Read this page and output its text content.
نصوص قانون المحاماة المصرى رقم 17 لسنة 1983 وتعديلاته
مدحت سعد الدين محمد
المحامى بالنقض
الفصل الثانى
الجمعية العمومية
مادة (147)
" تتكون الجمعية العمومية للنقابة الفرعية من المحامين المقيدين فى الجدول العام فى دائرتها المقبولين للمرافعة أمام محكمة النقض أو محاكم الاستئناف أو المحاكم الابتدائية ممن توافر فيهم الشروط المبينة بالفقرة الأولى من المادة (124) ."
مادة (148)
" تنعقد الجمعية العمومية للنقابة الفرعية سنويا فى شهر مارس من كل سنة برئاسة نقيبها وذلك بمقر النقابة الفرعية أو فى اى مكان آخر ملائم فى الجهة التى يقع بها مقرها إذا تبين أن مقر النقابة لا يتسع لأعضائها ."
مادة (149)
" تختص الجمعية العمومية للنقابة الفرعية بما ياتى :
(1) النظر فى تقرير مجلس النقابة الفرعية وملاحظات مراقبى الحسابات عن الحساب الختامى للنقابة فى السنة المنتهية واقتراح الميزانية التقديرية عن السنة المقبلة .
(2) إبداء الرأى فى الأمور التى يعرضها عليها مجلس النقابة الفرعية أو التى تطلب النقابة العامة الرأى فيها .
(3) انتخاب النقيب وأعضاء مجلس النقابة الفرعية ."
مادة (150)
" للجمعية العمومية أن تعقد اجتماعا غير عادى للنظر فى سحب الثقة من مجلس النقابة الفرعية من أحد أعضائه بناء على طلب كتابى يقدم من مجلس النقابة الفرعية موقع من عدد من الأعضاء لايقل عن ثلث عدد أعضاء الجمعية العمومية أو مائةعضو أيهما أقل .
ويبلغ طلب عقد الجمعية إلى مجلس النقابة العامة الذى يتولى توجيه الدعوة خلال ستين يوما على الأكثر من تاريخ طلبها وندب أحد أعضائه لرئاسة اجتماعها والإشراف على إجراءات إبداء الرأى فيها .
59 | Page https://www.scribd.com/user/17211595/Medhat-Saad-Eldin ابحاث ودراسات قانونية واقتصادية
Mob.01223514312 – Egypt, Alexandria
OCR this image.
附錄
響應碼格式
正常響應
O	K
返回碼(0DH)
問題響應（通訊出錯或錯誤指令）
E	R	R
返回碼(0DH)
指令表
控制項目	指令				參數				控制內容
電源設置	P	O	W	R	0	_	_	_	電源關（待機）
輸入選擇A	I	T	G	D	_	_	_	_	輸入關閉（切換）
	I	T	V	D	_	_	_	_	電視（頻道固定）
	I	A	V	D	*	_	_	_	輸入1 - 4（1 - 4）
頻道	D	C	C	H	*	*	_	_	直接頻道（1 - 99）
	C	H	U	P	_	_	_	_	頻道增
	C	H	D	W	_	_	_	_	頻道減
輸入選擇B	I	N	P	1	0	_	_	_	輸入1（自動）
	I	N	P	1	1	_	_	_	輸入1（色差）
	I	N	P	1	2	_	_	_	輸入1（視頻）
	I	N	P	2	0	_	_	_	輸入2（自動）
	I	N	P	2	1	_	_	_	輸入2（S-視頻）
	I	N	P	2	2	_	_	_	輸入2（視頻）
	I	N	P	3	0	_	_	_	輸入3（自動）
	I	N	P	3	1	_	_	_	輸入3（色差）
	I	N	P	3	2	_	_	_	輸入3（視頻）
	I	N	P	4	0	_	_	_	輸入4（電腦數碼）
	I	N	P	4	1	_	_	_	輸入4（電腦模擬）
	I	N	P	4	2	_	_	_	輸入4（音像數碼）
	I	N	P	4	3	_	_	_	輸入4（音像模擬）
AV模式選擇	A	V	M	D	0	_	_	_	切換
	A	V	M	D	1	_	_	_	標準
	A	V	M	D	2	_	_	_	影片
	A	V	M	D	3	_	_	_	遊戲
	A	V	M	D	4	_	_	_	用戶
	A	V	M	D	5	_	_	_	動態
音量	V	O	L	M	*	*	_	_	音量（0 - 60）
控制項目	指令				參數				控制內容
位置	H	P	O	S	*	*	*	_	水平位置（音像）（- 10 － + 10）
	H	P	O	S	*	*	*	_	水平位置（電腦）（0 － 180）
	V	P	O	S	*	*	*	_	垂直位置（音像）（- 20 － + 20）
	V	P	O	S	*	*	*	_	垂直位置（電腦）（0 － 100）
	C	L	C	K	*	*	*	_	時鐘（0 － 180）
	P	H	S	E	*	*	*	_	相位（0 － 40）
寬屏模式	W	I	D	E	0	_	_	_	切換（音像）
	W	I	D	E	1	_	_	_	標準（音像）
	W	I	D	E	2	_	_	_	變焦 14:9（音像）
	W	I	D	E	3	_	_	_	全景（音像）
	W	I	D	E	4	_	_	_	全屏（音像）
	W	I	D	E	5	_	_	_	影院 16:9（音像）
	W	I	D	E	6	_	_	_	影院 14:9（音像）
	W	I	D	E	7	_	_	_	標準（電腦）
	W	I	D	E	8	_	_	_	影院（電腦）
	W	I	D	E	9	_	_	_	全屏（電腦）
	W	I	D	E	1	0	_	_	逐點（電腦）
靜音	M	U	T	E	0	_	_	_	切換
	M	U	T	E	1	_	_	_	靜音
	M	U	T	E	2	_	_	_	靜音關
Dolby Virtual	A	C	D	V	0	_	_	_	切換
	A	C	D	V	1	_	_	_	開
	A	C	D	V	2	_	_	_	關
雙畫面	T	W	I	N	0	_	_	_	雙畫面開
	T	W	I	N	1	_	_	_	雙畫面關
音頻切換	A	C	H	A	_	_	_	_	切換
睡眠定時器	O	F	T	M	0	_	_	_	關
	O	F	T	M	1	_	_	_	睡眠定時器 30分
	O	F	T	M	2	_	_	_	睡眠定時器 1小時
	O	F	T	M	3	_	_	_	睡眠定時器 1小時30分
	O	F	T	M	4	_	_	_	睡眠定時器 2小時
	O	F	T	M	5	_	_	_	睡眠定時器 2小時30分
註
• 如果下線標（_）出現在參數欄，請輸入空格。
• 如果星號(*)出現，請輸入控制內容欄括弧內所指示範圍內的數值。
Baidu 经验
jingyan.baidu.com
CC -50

EXERCISE GOAL>
Return the listing above in its exact form.

RESPONSE FOR THIS EXERCISE>
Read this page and output its text content.
نصوص قانون المحاماة المصرى رقم 17 لسنة 1983 وتعديلاته
مدحت سعد الدين محمد
المحامى بالنقض
الفصل الثانى
الجمعية العمومية
مادة (147)
" تتكون الجمعية العمومية للنقابة الفرعية من المحامين المقيدين فى الجدول العام فى دائرتها المقبولين للمرافعة أمام محكمة النقض أو محاكم الاستئناف أو المحاكم الابتدائية ممن توافر فيهم الشروط المبينة بالفقرة الأولى من المادة (124) ."
مادة (148)
" تنعقد الجمعية العمومية للنقابة الفرعية سنويا فى شهر مارس من كل سنة برئاسة نقيبها وذلك بمقر النقابة الفرعية أو فى اى مكان آخر ملائم فى الجهة التى يقع بها مقرها إذا تبين أن مقر النقابة لا يتسع لأعضائها ."
مادة (149)
" تختص الجمعية العمومية للنقابة الفرعية بما ياتى :
(1) النظر فى تقرير مجلس النقابة الفرعية وملاحظات مراقبى الحسابات عن الحساب الختامى للنقابة فى السنة المنتهية واقتراح الميزانية التقديرية عن السنة المقبلة .
(2) إبداء الرأى فى الأمور التى يعرضها عليها مجلس النقابة الفرعية أو التى تطلب النقابة العامة الرأى فيها .
(3) انتخاب النقيب وأعضاء مجلس النقابة الفرعية ."
مادة (150)
" للجمعية العمومية أن تعقد اجتماعا غير عادى للنظر فى سحب الثقة من مجلس النقابة الفرعية من أحد أعضائه بناء على طلب كتابى يقدم من مجلس النقابة الفرعية موقع من عدد من الأعضاء لايقل عن ثلث عدد أعضاء الجمعية العمومية أو مائةعضو أيهما أقل .
ويبلغ طلب عقد الجمعية إلى مجلس النقابة العامة الذى يتولى توجيه الدعوة خلال ستين يوما على الأكثر من تاريخ طلبها وندب أحد أعضائه لرئاسة اجتماعها والإشراف على إجراءات إبداء الرأى فيها .
59 | Page https://www.scribd.com/user/17211595/Medhat-Saad-Eldin ابحاث ودراسات قانونية واقتصادية
Mob.01223514312 – Egypt, Alexandria
OCR this image.
附錄
響應碼格式
正常響應
O	K
返回碼(0DH)
問題響應（通訊出錯或錯誤指令）
E	R	R
返回碼(0DH)
指令表
控制項目	指令				參數				控制內容
電源設置	P	O	W	R	0	_	_	_	電源關（待機）
輸入選擇A	I	T	G	D	_	_	_	_	輸入關閉（切換）
	I	T	V	D	_	_	_	_	電視（頻道固定）
	I	A	V	D	*	_	_	_	輸入1 - 4（1 - 4）
頻道	D	C	C	H	*	*	_	_	直接頻道（1 - 99）
	C	H	U	P	_	_	_	_	頻道增
	C	H	D	W	_	_	_	_	頻道減
輸入選擇B	I	N	P	1	0	_	_	_	輸入1（自動）
	I	N	P	1	1	_	_	_	輸入1（色差）
	I	N	P	1	2	_	_	_	輸入1（視頻）
	I	N	P	2	0	_	_	_	輸入2（自動）
	I	N	P	2	1	_	_	_	輸入2（S-視頻）
	I	N	P	2	2	_	_	_	輸入2（視頻）
	I	N	P	3	0	_	_	_	輸入3（自動）
	I	N	P	3	1	_	_	_	輸入3（色差）
	I	N	P	3	2	_	_	_	輸入3（視頻）
	I	N	P	4	0	_	_	_	輸入4（電腦數碼）
	I	N	P	4	1	_	_	_	輸入4（電腦模擬）
	I	N	P	4	2	_	_	_	輸入4（音像數碼）
	I	N	P	4	3	_	_	_	輸入4（音像模擬）
AV模式選擇	A	V	M	D	0	_	_	_	切換
	A	V	M	D	1	_	_	_	標準
	A	V	M	D	2	_	_	_	影片
	A	V	M	D	3	_	_	_	遊戲
	A	V	M	D	4	_	_	_	用戶
	A	V	M	D	5	_	_	_	動態
音量	V	O	L	M	*	*	_	_	音量（0 - 60）
控制項目	指令				參數				控制內容
位置	H	P	O	S	*	*	*	_	水平位置（音像）（- 10 － + 10）
	H	P	O	S	*	*	*	_	水平位置（電腦）（0 － 180）
	V	P	O	S	*	*	*	_	垂直位置（音像）（- 20 － + 20）
	V	P	O	S	*	*	*	_	垂直位置（電腦）（0 － 100）
	C	L	C	K	*	*	*	_	時鐘（0 － 180）
	P	H	S	E	*	*	*	_	相位（0 － 40）
寬屏模式	W	I	D	E	0	_	_	_	切換（音像）
	W	I	D	E	1	_	_	_	標準（音像）
	W	I	D	E	2	_	_	_	變焦 14:9（音像）
	W	I	D	E	3	_	_	_	全景（音像）
	W	I	D	E	4	_	_	_	全屏（音像）
	W	I	D	E	5	_	_	_	影院 16:9（音像）
	W	I	D	E	6	_	_	_	影院 14:9（音像）
	W	I	D	E	7	_	_	_	標準（電腦）
	W	I	D	E	8	_	_	_	影院（電腦）
	W	I	D	E	9	_	_	_	全屏（電腦）
	W	I	D	E	1	0	_	_	逐點（電腦）
靜音	M	U	T	E	0	_	_	_	切換
	M	U	T	E	1	_	_	_	靜音
	M	U	T	E	2	_	_	_	靜音關
Dolby Virtual	A	C	D	V	0	_	_	_	切換
	A	C	D	V	1	_	_	_	開
	A	C	D	V	2	_	_	_	關
雙畫面	T	W	I	N	0	_	_	_	雙畫面開
	T	W	I	N	1	_	_	_	雙畫面關
音頻切換	A	C	H	A	_	_	_	_	切換
睡眠定時器	O	F	T	M	0	_	_	_	關
	O	F	T	M	1	_	_	_	睡眠定時器 30分
	O	F	T	M	2	_	_	_	睡眠定時器 1小時
	O	F	T	M	3	_	_	_	睡眠定時器 1小時30分
	O	F	T	M	4	_	_	_	睡眠定時器 2小時
	O	F	T	M	5	_	_	_	睡眠定時器 2小時30分
註
• 如果下線標（_）出現在參數欄，請輸入空格。
• 如果星號(*)出現，請輸入控制內容欄括弧內所指示範圍內的數值。
Baidu 经验
jingyan.baidu.com
CC -50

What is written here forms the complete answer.